+++ Passage provided +++

I'm implementing an OCB-AES cipher (which is described in RFC 7253), now I have to call the AES encipher function (I'll refer to that as AES-256, described in FIPS 197)
Pre-summary: I'm not sure which encipher function FIPS 197 refers to. Of course, it should be the cipher function; however, the function parameters are different.
Here's an excerpt from OCB's "associated data hash function":
Function name: HASH Input: K, string of KEYLEN bits // Key A, string of any length // Associated data Output: Sum, string of 128 bits // Hash result Sum is defined as follows. // // Key-dependent variables // L_* = ENCIPHER(K, zeros(128)) L_$ = double(L_*) ...
Another excerpt from OCB:
To be complete, the algorithms in this document require ... a blockcipher operating on 128-bit blocks... ... ENCIPHER(K,P) The blockcipher function mapping 128-bit plaintext block P to its corresponding ciphertext block using KEYLEN-bit [256-bit] key K.

+++

## Your goal
Continue the passage about calling the AES encipher function in an OCB-AES implementation, starting after its last sentence.

+++ Extracted information +++

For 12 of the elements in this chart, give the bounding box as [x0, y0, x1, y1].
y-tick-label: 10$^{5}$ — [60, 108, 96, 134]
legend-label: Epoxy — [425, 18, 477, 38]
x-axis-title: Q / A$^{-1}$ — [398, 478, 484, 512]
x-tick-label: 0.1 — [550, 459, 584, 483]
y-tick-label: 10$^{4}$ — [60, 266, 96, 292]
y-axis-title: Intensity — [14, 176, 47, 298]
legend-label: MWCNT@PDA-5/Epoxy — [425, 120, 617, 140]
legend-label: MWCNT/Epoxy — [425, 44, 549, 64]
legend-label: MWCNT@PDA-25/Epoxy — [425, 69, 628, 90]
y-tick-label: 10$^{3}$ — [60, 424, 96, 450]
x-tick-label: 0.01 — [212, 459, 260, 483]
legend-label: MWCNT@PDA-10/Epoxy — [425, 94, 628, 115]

+++

## Exercise response
So, I jumped to FIPS 197. Here's the cipher function:
Cipher(byte in[4*Nb], byte out[4*Nb], word w[Nb*(Nr+1)]) begin byte state[4,Nb] state = in AddRoundKey(state, w[0, Nb-1]) // See Sec. 5.1.4 for round = 1 step 1 to Nr–1 SubBytes(state) // See Sec. 5.1.1 ShiftRows(state) // See Sec. 5.1.2 MixColumns(state) // See Sec. 5.1.3 AddRoundKey(state, w[round*Nb, (round+1)*Nb-1]) end for SubBytes(state) ShiftRows(state) AddRoundKey(state, w[Nr*Nb, (Nr+1)*Nb-1]) out = state end
After looking at the table (where $1 \text{ words} = 4 \text{ bytes}$)
$$\begin{array}{|c|c|c|c|}& \text{Key length }(Nk \text{ words)} & \text{Block size } (Nb \text{ words)} & \text{Number of rounds }(Nr)\\\text{AES }128&4&4&10 \\\text{AES }192&6&4&12\\\text{AES }256&8&4&14\end{array}$$
Paraphrasing only the input parameters for $256$:
void cipher(char in[16], char w[240]);
Here's the main point: The first excerpt wants me to call AES-256 cipher with 1) the key 2) zeros of 16 bytes. How can I pass the 256-bit key and 128-bit zero? One parameter has $240$ bytes and the other has $16$? Is my "function prototype" for the cipher wrong, or do I need to use key expansion, etc..., somehow?